** Short exercise **
Retype each line exactly. Skip images.

** Listed entries **
* * * * * * * * *
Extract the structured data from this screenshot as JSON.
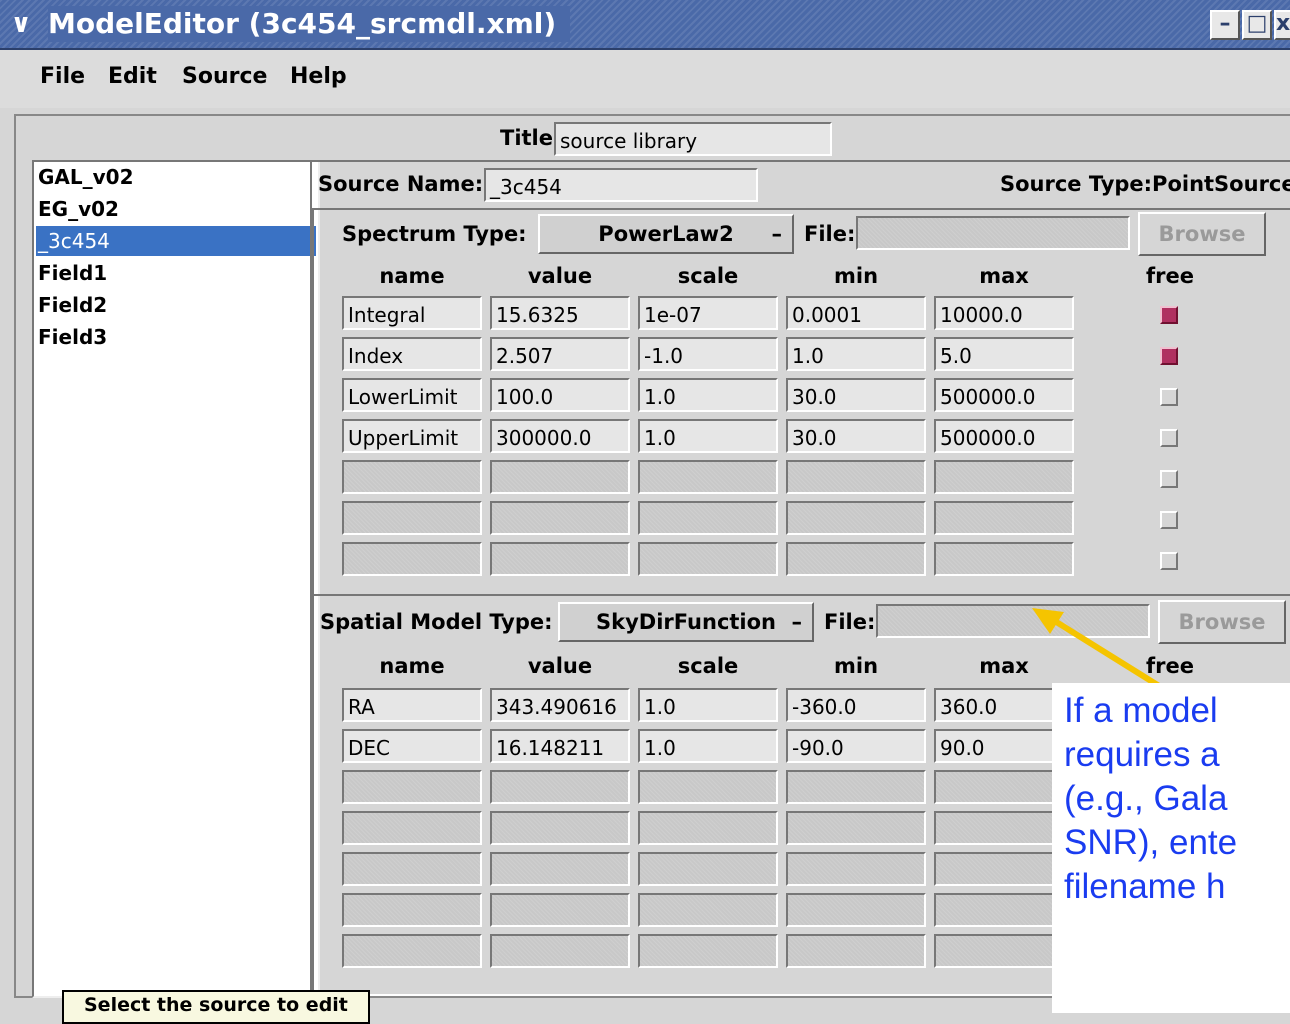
{
  "window": {
    "title": "ModelEditor (3c454_srcmdl.xml)",
    "menu_icon": "chevron-down-icon"
  },
  "menu": [
    "File",
    "Edit",
    "Source",
    "Help"
  ],
  "library": {
    "title_label": "Title",
    "title_value": "source library"
  },
  "sources": {
    "items": [
      "GAL_v02",
      "EG_v02",
      "_3c454",
      "Field1",
      "Field2",
      "Field3"
    ],
    "selected_index": 2
  },
  "source": {
    "name_label": "Source Name:",
    "name_value": "_3c454",
    "type_text": "Source Type:PointSource"
  },
  "spectrum": {
    "type_label": "Spectrum Type:",
    "type_value": "PowerLaw2",
    "file_label": "File:",
    "file_value": "",
    "browse_label": "Browse",
    "columns": [
      "name",
      "value",
      "scale",
      "min",
      "max",
      "free"
    ],
    "rows": [
      {
        "name": "Integral",
        "value": "15.6325",
        "scale": "1e-07",
        "min": "0.0001",
        "max": "10000.0",
        "free": true
      },
      {
        "name": "Index",
        "value": "2.507",
        "scale": "-1.0",
        "min": "1.0",
        "max": "5.0",
        "free": true
      },
      {
        "name": "LowerLimit",
        "value": "100.0",
        "scale": "1.0",
        "min": "30.0",
        "max": "500000.0",
        "free": false
      },
      {
        "name": "UpperLimit",
        "value": "300000.0",
        "scale": "1.0",
        "min": "30.0",
        "max": "500000.0",
        "free": false
      },
      {
        "name": "",
        "value": "",
        "scale": "",
        "min": "",
        "max": "",
        "free": false
      },
      {
        "name": "",
        "value": "",
        "scale": "",
        "min": "",
        "max": "",
        "free": false
      },
      {
        "name": "",
        "value": "",
        "scale": "",
        "min": "",
        "max": "",
        "free": false
      }
    ]
  },
  "spatial": {
    "type_label": "Spatial Model Type:",
    "type_value": "SkyDirFunction",
    "file_label": "File:",
    "file_value": "",
    "browse_label": "Browse",
    "columns": [
      "name",
      "value",
      "scale",
      "min",
      "max",
      "free"
    ],
    "rows": [
      {
        "name": "RA",
        "value": "343.490616",
        "scale": "1.0",
        "min": "-360.0",
        "max": "360.0"
      },
      {
        "name": "DEC",
        "value": "16.148211",
        "scale": "1.0",
        "min": "-90.0",
        "max": "90.0"
      },
      {
        "name": "",
        "value": "",
        "scale": "",
        "min": "",
        "max": ""
      },
      {
        "name": "",
        "value": "",
        "scale": "",
        "min": "",
        "max": ""
      },
      {
        "name": "",
        "value": "",
        "scale": "",
        "min": "",
        "max": ""
      },
      {
        "name": "",
        "value": "",
        "scale": "",
        "min": "",
        "max": ""
      },
      {
        "name": "",
        "value": "",
        "scale": "",
        "min": "",
        "max": ""
      }
    ]
  },
  "status_text": "Select the source to edit",
  "annotation": {
    "text": "If a model\nrequires a\n(e.g., Gala\nSNR), ente\nfilename h",
    "color": "#1a3cf0",
    "arrow_color": "#f5c400"
  }
}
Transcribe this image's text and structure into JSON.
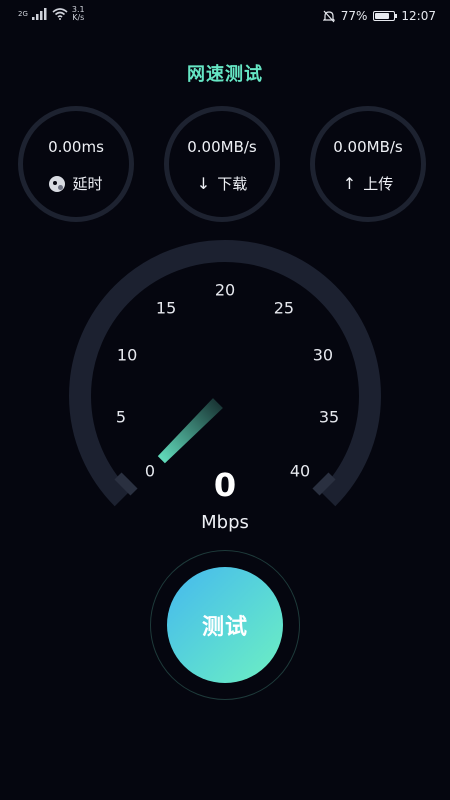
{
  "status_bar": {
    "signal_label": "2G",
    "net_speed_top": "3.1",
    "net_speed_bottom": "K/s",
    "battery_percent": "77%",
    "battery_level": 0.77,
    "time": "12:07",
    "icons": [
      "signal-icon",
      "wifi-icon",
      "mute-icon",
      "battery-icon"
    ]
  },
  "title": "网速测试",
  "stats": {
    "latency": {
      "value": "0.00ms",
      "label": "延时",
      "icon": "latency-icon"
    },
    "download": {
      "value": "0.00MB/s",
      "label": "下载",
      "icon_glyph": "↓"
    },
    "upload": {
      "value": "0.00MB/s",
      "label": "上传",
      "icon_glyph": "↑"
    }
  },
  "gauge": {
    "ticks": [
      "0",
      "5",
      "10",
      "15",
      "20",
      "25",
      "30",
      "35",
      "40"
    ],
    "speed_value": "0",
    "unit": "Mbps",
    "needle_value": 0,
    "colors": {
      "track": "#1c2130",
      "needle": "#66e6c4"
    }
  },
  "test_button": {
    "label": "测试"
  },
  "colors": {
    "background": "#05060f",
    "accent": "#66e6c4"
  }
}
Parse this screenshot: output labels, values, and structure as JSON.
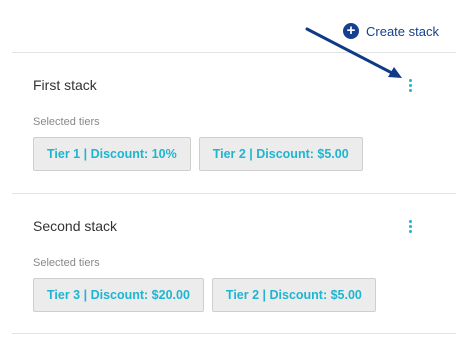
{
  "colors": {
    "accent": "#1eb5d1",
    "brand": "#153f8f",
    "arrow": "#0e3a86"
  },
  "header": {
    "create_stack_label": "Create stack",
    "create_stack_icon": "plus-circle-icon"
  },
  "stacks": [
    {
      "title": "First stack",
      "tiers_label": "Selected tiers",
      "menu_icon": "kebab-menu-icon",
      "tiers": [
        "Tier 1 | Discount: 10%",
        "Tier 2 | Discount: $5.00"
      ]
    },
    {
      "title": "Second stack",
      "tiers_label": "Selected tiers",
      "menu_icon": "kebab-menu-icon",
      "tiers": [
        "Tier 3 | Discount: $20.00",
        "Tier 2 | Discount: $5.00"
      ]
    }
  ]
}
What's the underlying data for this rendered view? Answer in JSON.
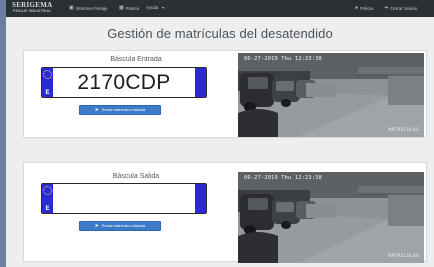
{
  "navbar": {
    "brand_main": "SERIGEMA",
    "brand_sub": "PESAJE INDUSTRIAL",
    "items": [
      {
        "label": "Informes Pesaje",
        "icon": "document-icon"
      },
      {
        "label": "Policía",
        "icon": "camera-icon"
      },
      {
        "label": "Ayuda",
        "icon": "caret-down-icon"
      }
    ],
    "user": {
      "label": "Policia",
      "icon": "user-icon"
    },
    "logout": {
      "label": "Cerrar Sesión",
      "icon": "logout-icon"
    }
  },
  "page": {
    "title": "Gestión de matrículas del desatendido"
  },
  "entry": {
    "title": "Báscula Entrada",
    "plate": {
      "country": "E",
      "number": "2170CDP"
    },
    "button": "Enviar matrícula a báscula",
    "camera": {
      "timestamp": "06-27-2019 Thu 12:23:38",
      "label": "MATRICULAS"
    }
  },
  "exit": {
    "title": "Báscula Salida",
    "plate": {
      "country": "E",
      "number": ""
    },
    "button": "Enviar matrícula a báscula",
    "camera": {
      "timestamp": "06-27-2019 Thu 12:23:38",
      "label": "MATRICULAS"
    }
  },
  "colors": {
    "navbar": "#2b3035",
    "plate_band": "#2b2ad6",
    "button": "#3d7bc9"
  }
}
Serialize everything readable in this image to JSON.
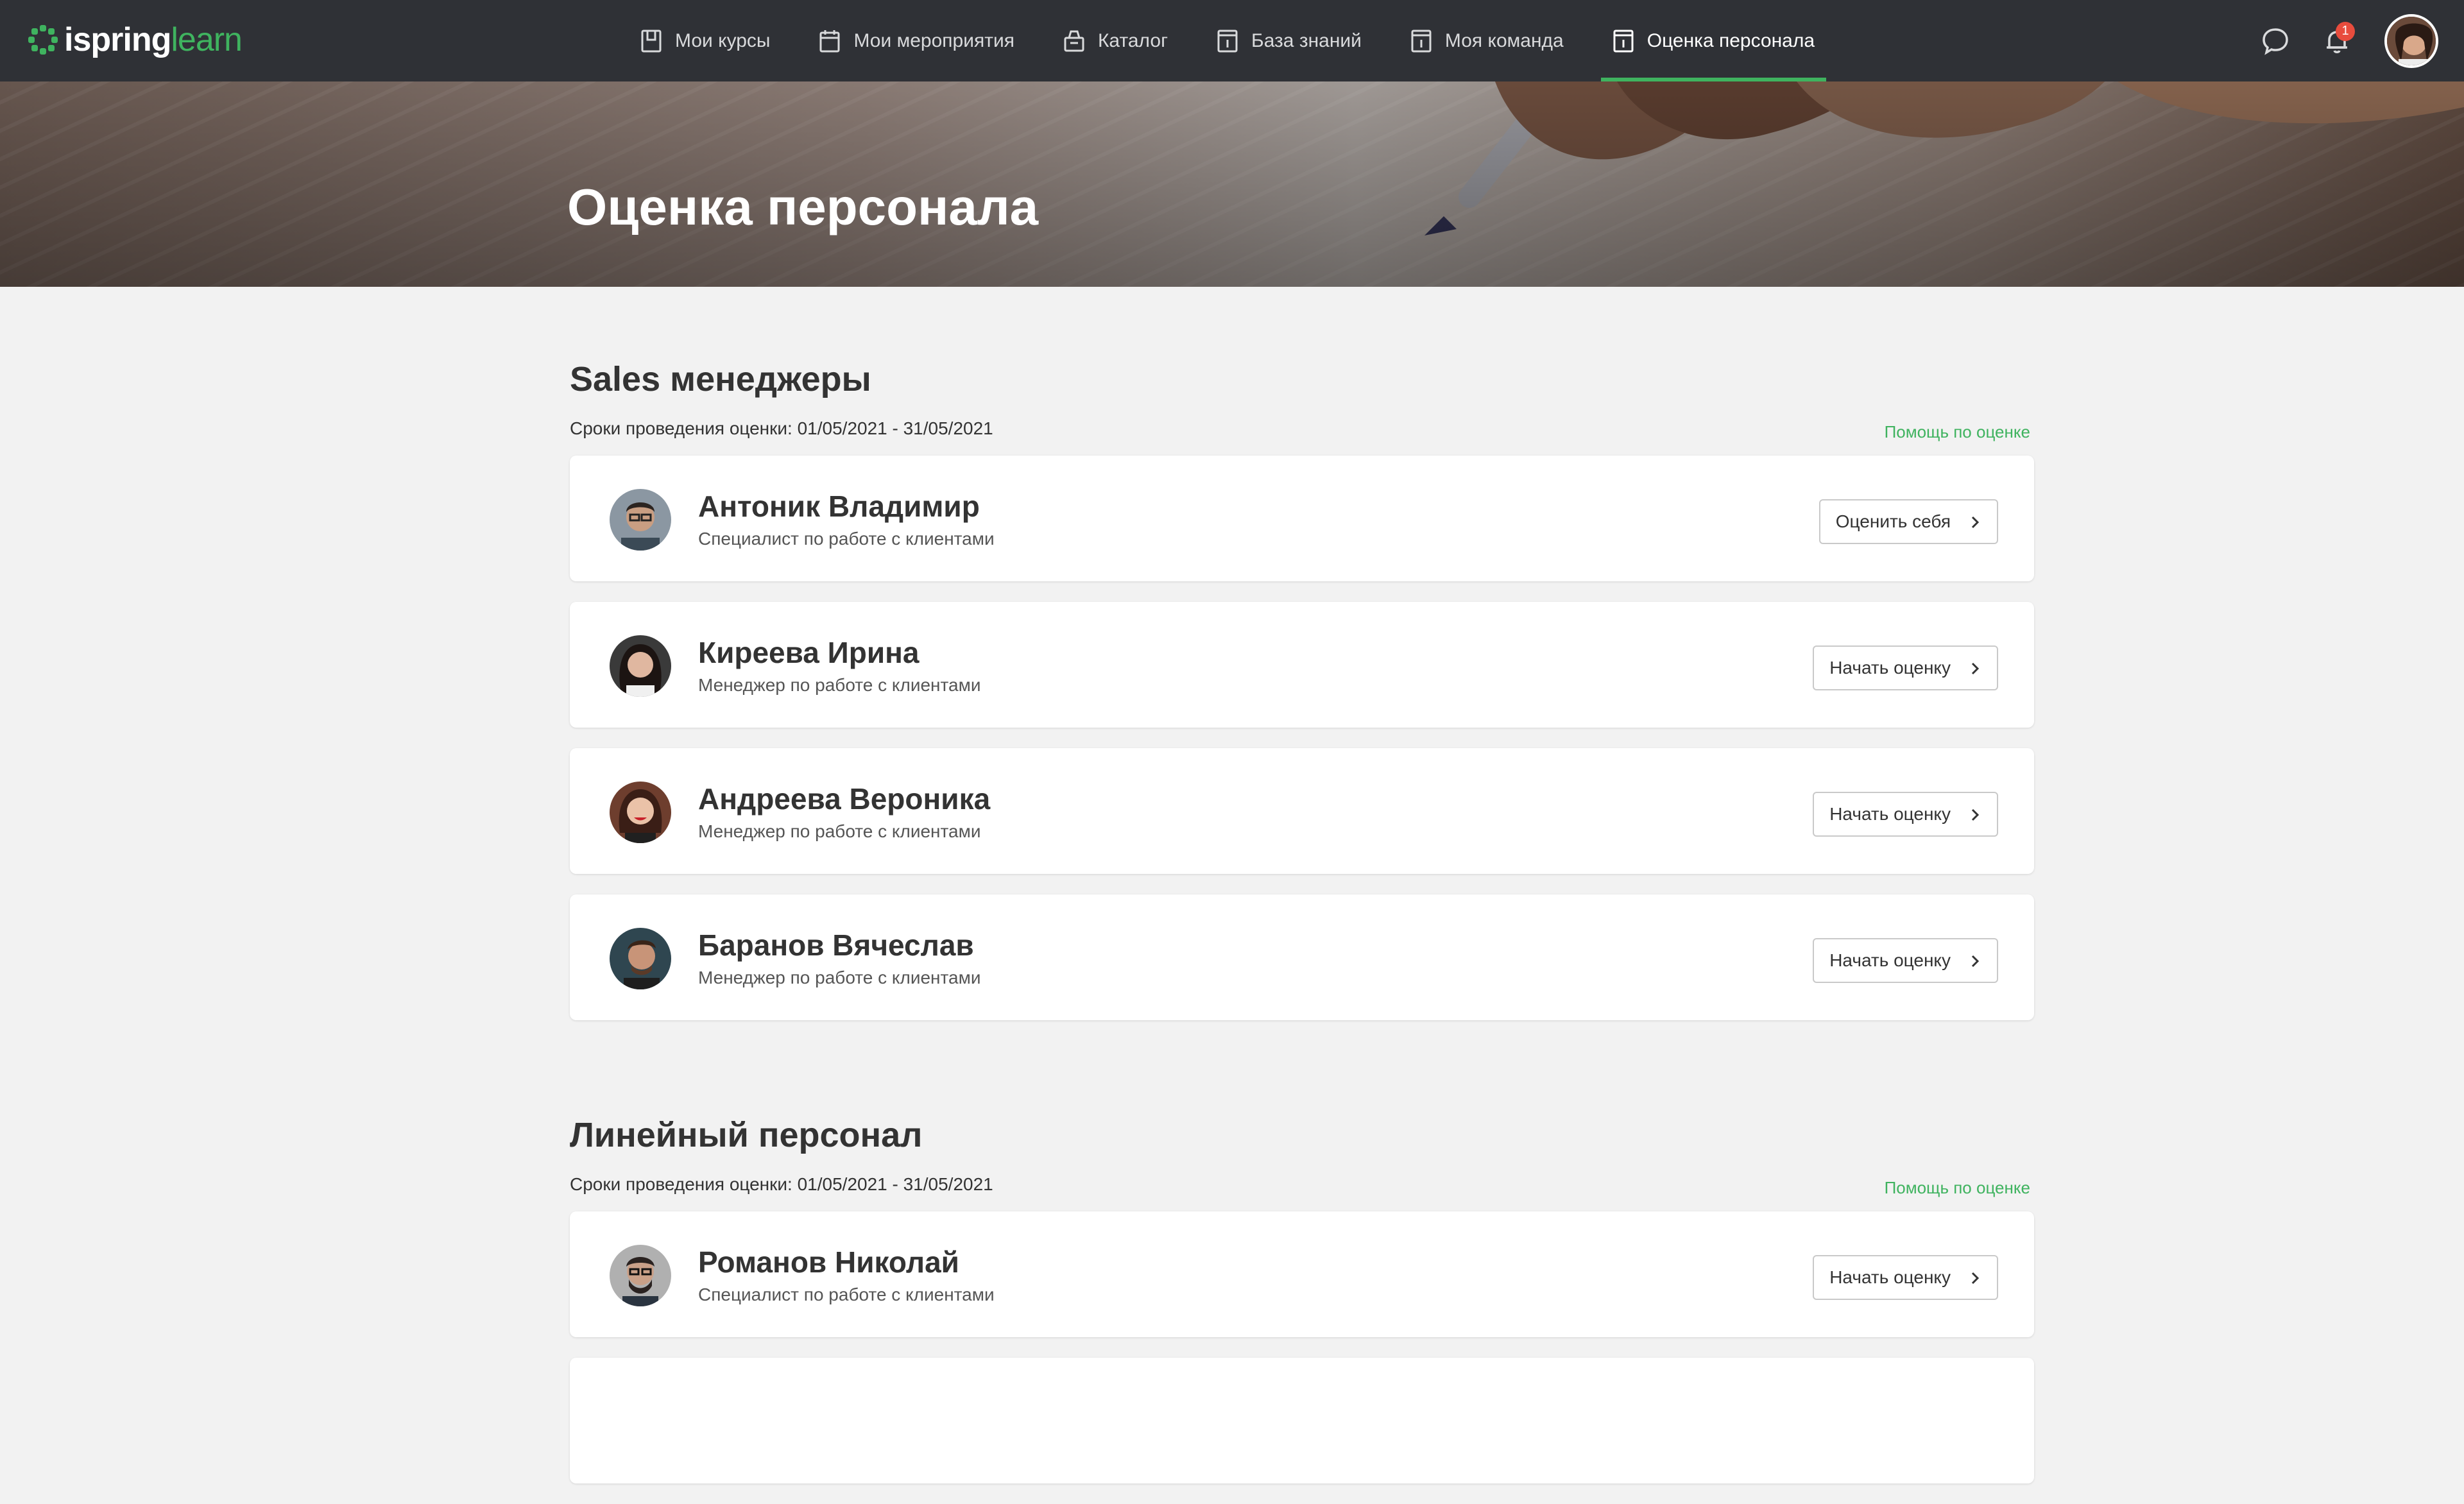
* * * * * * * * *
** Solved problem **
Extract the structured data from this screenshot as JSON.
{
  "window": {
    "title": "ModelEditor (3c454_srcmdl.xml)",
    "menu_icon": "chevron-down-icon"
  },
  "menu": [
    "File",
    "Edit",
    "Source",
    "Help"
  ],
  "library": {
    "title_label": "Title",
    "title_value": "source library"
  },
  "sources": {
    "items": [
      "GAL_v02",
      "EG_v02",
      "_3c454",
      "Field1",
      "Field2",
      "Field3"
    ],
    "selected_index": 2
  },
  "source": {
    "name_label": "Source Name:",
    "name_value": "_3c454",
    "type_text": "Source Type:PointSource"
  },
  "spectrum": {
    "type_label": "Spectrum Type:",
    "type_value": "PowerLaw2",
    "file_label": "File:",
    "file_value": "",
    "browse_label": "Browse",
    "columns": [
      "name",
      "value",
      "scale",
      "min",
      "max",
      "free"
    ],
    "rows": [
      {
        "name": "Integral",
        "value": "15.6325",
        "scale": "1e-07",
        "min": "0.0001",
        "max": "10000.0",
        "free": true
      },
      {
        "name": "Index",
        "value": "2.507",
        "scale": "-1.0",
        "min": "1.0",
        "max": "5.0",
        "free": true
      },
      {
        "name": "LowerLimit",
        "value": "100.0",
        "scale": "1.0",
        "min": "30.0",
        "max": "500000.0",
        "free": false
      },
      {
        "name": "UpperLimit",
        "value": "300000.0",
        "scale": "1.0",
        "min": "30.0",
        "max": "500000.0",
        "free": false
      },
      {
        "name": "",
        "value": "",
        "scale": "",
        "min": "",
        "max": "",
        "free": false
      },
      {
        "name": "",
        "value": "",
        "scale": "",
        "min": "",
        "max": "",
        "free": false
      },
      {
        "name": "",
        "value": "",
        "scale": "",
        "min": "",
        "max": "",
        "free": false
      }
    ]
  },
  "spatial": {
    "type_label": "Spatial Model Type:",
    "type_value": "SkyDirFunction",
    "file_label": "File:",
    "file_value": "",
    "browse_label": "Browse",
    "columns": [
      "name",
      "value",
      "scale",
      "min",
      "max",
      "free"
    ],
    "rows": [
      {
        "name": "RA",
        "value": "343.490616",
        "scale": "1.0",
        "min": "-360.0",
        "max": "360.0"
      },
      {
        "name": "DEC",
        "value": "16.148211",
        "scale": "1.0",
        "min": "-90.0",
        "max": "90.0"
      },
      {
        "name": "",
        "value": "",
        "scale": "",
        "min": "",
        "max": ""
      },
      {
        "name": "",
        "value": "",
        "scale": "",
        "min": "",
        "max": ""
      },
      {
        "name": "",
        "value": "",
        "scale": "",
        "min": "",
        "max": ""
      },
      {
        "name": "",
        "value": "",
        "scale": "",
        "min": "",
        "max": ""
      },
      {
        "name": "",
        "value": "",
        "scale": "",
        "min": "",
        "max": ""
      }
    ]
  },
  "status_text": "Select the source to edit",
  "annotation": {
    "text": "If a model\nrequires a\n(e.g., Gala\nSNR), ente\nfilename h",
    "color": "#1a3cf0",
    "arrow_color": "#f5c400"
  }
}
Transcribe this image's text and structure into JSON.
{
  "status_bar": {
    "signal_label": "2G",
    "net_speed_top": "3.1",
    "net_speed_bottom": "K/s",
    "battery_percent": "77%",
    "battery_level": 0.77,
    "time": "12:07",
    "icons": [
      "signal-icon",
      "wifi-icon",
      "mute-icon",
      "battery-icon"
    ]
  },
  "title": "网速测试",
  "stats": {
    "latency": {
      "value": "0.00ms",
      "label": "延时",
      "icon": "latency-icon"
    },
    "download": {
      "value": "0.00MB/s",
      "label": "下载",
      "icon_glyph": "↓"
    },
    "upload": {
      "value": "0.00MB/s",
      "label": "上传",
      "icon_glyph": "↑"
    }
  },
  "gauge": {
    "ticks": [
      "0",
      "5",
      "10",
      "15",
      "20",
      "25",
      "30",
      "35",
      "40"
    ],
    "speed_value": "0",
    "unit": "Mbps",
    "needle_value": 0,
    "colors": {
      "track": "#1c2130",
      "needle": "#66e6c4"
    }
  },
  "test_button": {
    "label": "测试"
  },
  "colors": {
    "background": "#05060f",
    "accent": "#66e6c4"
  }
}
Parse this screenshot: output labels, values, and structure as JSON.
{
  "colors": {
    "accent": "#1eb5d1",
    "brand": "#153f8f",
    "arrow": "#0e3a86"
  },
  "header": {
    "create_stack_label": "Create stack",
    "create_stack_icon": "plus-circle-icon"
  },
  "stacks": [
    {
      "title": "First stack",
      "tiers_label": "Selected tiers",
      "menu_icon": "kebab-menu-icon",
      "tiers": [
        "Tier 1 | Discount: 10%",
        "Tier 2 | Discount: $5.00"
      ]
    },
    {
      "title": "Second stack",
      "tiers_label": "Selected tiers",
      "menu_icon": "kebab-menu-icon",
      "tiers": [
        "Tier 3 | Discount: $20.00",
        "Tier 2 | Discount: $5.00"
      ]
    }
  ]
}
What's the underlying data for this rendered view? Answer in JSON.
{
  "navbar": {
    "brand_main": "SERIGEMA",
    "brand_sub": "PESAJE INDUSTRIAL",
    "items": [
      {
        "label": "Informes Pesaje",
        "icon": "document-icon"
      },
      {
        "label": "Policía",
        "icon": "camera-icon"
      },
      {
        "label": "Ayuda",
        "icon": "caret-down-icon"
      }
    ],
    "user": {
      "label": "Policia",
      "icon": "user-icon"
    },
    "logout": {
      "label": "Cerrar Sesión",
      "icon": "logout-icon"
    }
  },
  "page": {
    "title": "Gestión de matrículas del desatendido"
  },
  "entry": {
    "title": "Báscula Entrada",
    "plate": {
      "country": "E",
      "number": "2170CDP"
    },
    "button": "Enviar matrícula a báscula",
    "camera": {
      "timestamp": "06-27-2019 Thu 12:23:38",
      "label": "MATRICULAS"
    }
  },
  "exit": {
    "title": "Báscula Salida",
    "plate": {
      "country": "E",
      "number": ""
    },
    "button": "Enviar matrícula a báscula",
    "camera": {
      "timestamp": "06-27-2019 Thu 12:23:38",
      "label": "MATRICULAS"
    }
  },
  "colors": {
    "navbar": "#2b3035",
    "plate_band": "#2b2ad6",
    "button": "#3d7bc9"
  }
}
Serialize everything readable in this image to JSON.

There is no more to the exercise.